What the task asks> Identify the lines that include the word "alamat", then copy all of them.

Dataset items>
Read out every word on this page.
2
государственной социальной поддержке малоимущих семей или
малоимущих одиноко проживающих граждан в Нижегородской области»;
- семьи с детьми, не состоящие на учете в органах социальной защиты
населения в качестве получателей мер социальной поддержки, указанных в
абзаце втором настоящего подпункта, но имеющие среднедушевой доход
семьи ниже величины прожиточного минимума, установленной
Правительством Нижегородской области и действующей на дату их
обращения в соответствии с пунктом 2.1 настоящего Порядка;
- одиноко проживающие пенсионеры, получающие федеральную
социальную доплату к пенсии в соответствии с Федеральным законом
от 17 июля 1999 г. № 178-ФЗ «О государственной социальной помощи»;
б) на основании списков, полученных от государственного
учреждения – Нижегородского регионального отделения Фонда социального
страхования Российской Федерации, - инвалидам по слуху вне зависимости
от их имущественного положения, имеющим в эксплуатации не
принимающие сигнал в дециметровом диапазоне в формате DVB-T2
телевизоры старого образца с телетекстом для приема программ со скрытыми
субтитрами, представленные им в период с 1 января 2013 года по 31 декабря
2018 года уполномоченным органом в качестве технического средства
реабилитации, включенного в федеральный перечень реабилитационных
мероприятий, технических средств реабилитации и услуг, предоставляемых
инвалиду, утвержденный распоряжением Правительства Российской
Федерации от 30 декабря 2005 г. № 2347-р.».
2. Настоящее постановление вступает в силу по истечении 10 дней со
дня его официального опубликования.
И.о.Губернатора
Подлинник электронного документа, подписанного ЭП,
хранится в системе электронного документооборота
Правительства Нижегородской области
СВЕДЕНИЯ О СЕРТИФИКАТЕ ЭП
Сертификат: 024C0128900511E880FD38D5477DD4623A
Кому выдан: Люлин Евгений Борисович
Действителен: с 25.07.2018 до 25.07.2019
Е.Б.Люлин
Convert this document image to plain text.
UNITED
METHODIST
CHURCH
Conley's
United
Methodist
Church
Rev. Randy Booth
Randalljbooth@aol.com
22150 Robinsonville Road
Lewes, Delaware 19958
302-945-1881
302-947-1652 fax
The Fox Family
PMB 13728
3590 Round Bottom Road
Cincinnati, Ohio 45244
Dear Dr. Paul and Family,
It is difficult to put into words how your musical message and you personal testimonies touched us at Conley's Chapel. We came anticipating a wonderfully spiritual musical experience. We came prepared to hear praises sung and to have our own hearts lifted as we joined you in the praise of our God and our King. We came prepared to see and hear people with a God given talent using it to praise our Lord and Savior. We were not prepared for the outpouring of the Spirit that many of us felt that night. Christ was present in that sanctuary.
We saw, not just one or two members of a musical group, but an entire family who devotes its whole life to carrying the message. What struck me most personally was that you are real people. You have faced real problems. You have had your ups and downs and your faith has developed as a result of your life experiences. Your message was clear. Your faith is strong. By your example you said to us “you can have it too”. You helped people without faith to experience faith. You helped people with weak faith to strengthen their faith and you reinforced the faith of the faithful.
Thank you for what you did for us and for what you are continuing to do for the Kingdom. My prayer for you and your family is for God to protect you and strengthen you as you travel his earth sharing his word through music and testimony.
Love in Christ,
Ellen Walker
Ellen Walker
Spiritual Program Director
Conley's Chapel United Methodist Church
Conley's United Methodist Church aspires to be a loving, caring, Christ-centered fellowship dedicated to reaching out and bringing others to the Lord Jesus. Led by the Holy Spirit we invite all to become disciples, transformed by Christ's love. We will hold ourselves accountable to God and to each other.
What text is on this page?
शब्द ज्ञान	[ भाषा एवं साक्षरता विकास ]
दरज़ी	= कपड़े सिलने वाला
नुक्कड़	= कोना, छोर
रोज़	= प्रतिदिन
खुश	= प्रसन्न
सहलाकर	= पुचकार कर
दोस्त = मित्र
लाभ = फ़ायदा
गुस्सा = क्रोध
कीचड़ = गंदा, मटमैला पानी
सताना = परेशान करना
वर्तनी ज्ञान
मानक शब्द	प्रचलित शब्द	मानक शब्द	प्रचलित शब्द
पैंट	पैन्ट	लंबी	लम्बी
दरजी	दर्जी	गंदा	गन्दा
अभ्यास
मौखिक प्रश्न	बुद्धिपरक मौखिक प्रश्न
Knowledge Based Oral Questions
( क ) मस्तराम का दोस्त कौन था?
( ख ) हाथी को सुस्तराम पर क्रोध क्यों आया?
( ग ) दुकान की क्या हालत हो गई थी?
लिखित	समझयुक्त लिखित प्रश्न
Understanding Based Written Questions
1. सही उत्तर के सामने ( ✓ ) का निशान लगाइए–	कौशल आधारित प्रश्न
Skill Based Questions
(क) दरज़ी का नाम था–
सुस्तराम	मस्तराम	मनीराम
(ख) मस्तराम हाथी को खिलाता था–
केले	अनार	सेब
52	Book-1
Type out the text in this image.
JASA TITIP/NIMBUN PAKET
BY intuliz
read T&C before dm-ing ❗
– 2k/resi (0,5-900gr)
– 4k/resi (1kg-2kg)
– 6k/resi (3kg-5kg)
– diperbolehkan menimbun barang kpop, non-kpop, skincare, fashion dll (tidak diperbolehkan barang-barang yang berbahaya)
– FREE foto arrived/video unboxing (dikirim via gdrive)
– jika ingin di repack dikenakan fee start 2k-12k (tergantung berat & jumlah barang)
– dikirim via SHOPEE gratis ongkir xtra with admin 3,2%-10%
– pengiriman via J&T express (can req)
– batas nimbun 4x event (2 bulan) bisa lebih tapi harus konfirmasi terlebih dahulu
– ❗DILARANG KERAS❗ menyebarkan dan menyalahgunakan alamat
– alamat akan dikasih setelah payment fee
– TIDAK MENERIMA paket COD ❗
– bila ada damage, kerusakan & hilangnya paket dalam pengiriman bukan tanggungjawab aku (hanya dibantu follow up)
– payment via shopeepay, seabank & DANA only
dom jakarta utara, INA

The completed task>
– ❗DILARANG KERAS❗ menyebarkan dan menyalahgunakan alamat
– alamat akan dikasih setelah payment fee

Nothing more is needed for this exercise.